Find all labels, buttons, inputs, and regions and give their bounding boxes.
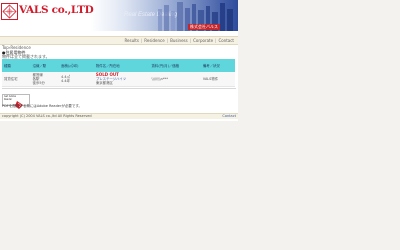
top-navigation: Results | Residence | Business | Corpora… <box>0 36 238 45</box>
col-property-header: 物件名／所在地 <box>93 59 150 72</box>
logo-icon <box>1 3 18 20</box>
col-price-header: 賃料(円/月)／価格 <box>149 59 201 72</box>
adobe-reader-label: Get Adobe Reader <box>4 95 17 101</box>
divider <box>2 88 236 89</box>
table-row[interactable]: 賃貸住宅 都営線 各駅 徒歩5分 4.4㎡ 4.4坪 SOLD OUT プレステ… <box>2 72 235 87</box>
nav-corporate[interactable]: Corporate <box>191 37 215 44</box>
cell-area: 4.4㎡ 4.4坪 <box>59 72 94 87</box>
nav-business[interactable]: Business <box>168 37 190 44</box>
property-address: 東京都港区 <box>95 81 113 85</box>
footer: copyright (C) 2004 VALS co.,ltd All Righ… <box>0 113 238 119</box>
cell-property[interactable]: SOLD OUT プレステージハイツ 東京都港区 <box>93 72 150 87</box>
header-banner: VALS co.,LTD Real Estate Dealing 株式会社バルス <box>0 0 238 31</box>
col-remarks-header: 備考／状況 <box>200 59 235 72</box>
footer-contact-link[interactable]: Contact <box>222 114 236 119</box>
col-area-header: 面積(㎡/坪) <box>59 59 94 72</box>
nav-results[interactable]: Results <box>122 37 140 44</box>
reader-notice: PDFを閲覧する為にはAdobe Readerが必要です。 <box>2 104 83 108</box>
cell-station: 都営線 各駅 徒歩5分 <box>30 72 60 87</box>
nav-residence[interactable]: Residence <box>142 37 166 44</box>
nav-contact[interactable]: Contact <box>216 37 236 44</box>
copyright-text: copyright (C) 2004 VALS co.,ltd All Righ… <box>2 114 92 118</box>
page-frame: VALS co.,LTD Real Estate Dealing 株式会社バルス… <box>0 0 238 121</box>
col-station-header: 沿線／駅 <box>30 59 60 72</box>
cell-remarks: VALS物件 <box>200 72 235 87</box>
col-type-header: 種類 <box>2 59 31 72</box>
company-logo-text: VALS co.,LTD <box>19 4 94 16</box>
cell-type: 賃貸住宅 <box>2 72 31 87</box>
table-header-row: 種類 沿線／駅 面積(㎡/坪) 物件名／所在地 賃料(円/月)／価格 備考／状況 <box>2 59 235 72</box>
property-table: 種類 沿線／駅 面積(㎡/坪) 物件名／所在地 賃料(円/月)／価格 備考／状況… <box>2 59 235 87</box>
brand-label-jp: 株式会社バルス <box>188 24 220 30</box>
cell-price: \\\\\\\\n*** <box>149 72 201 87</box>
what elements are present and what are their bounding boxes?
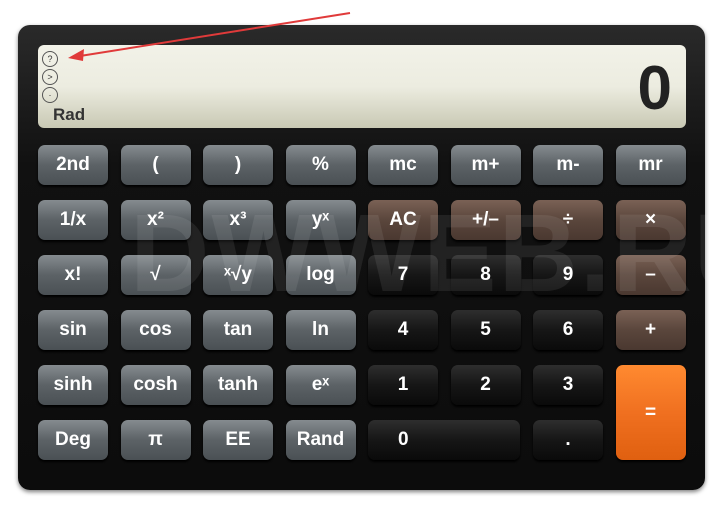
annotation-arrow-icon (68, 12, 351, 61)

----

Objective:
Reproduce every one of the rows above, changing each "bounding boxes" to "coordinates" and keeping everything else the same. Leave out the pictures.

Exercise output:
Find all labels, buttons, inputs, and regions and give their coordinates.
top-navigation: Results | Residence | Business | Corpora… <box>0 36 238 45</box>
col-property-header: 物件名／所在地 <box>93 59 150 72</box>
logo-icon <box>1 3 18 20</box>
col-price-header: 賃料(円/月)／価格 <box>149 59 201 72</box>
adobe-reader-label: Get Adobe Reader <box>4 95 17 101</box>
divider <box>2 88 236 89</box>
table-row[interactable]: 賃貸住宅 都営線 各駅 徒歩5分 4.4㎡ 4.4坪 SOLD OUT プレステ… <box>2 72 235 87</box>
nav-corporate[interactable]: Corporate <box>191 37 215 44</box>
cell-area: 4.4㎡ 4.4坪 <box>59 72 94 87</box>
nav-business[interactable]: Business <box>168 37 190 44</box>
property-address: 東京都港区 <box>95 81 113 85</box>
footer: copyright (C) 2004 VALS co.,ltd All Righ… <box>0 113 238 119</box>
cell-property[interactable]: SOLD OUT プレステージハイツ 東京都港区 <box>93 72 150 87</box>
header-banner: VALS co.,LTD Real Estate Dealing 株式会社バルス <box>0 0 238 31</box>
col-remarks-header: 備考／状況 <box>200 59 235 72</box>
footer-contact-link[interactable]: Contact <box>222 114 236 119</box>
col-area-header: 面積(㎡/坪) <box>59 59 94 72</box>
nav-results[interactable]: Results <box>122 37 140 44</box>
reader-notice: PDFを閲覧する為にはAdobe Readerが必要です。 <box>2 104 83 108</box>
cell-station: 都営線 各駅 徒歩5分 <box>30 72 60 87</box>
nav-residence[interactable]: Residence <box>142 37 166 44</box>
nav-contact[interactable]: Contact <box>216 37 236 44</box>
copyright-text: copyright (C) 2004 VALS co.,ltd All Righ… <box>2 114 92 118</box>
page-frame: VALS co.,LTD Real Estate Dealing 株式会社バルス… <box>0 0 238 121</box>
col-station-header: 沿線／駅 <box>30 59 60 72</box>
cell-remarks: VALS物件 <box>200 72 235 87</box>
col-type-header: 種類 <box>2 59 31 72</box>
company-logo-text: VALS co.,LTD <box>19 4 94 16</box>
cell-type: 賃貸住宅 <box>2 72 31 87</box>
table-header-row: 種類 沿線／駅 面積(㎡/坪) 物件名／所在地 賃料(円/月)／価格 備考／状況 <box>2 59 235 72</box>
property-table: 種類 沿線／駅 面積(㎡/坪) 物件名／所在地 賃料(円/月)／価格 備考／状況… <box>2 59 235 87</box>
brand-label-jp: 株式会社バルス <box>188 24 220 30</box>
cell-price: \\\\\\\\n*** <box>149 72 201 87</box>
what elements are present and what are their coordinates?
annotation-arrow-icon (68, 12, 351, 61)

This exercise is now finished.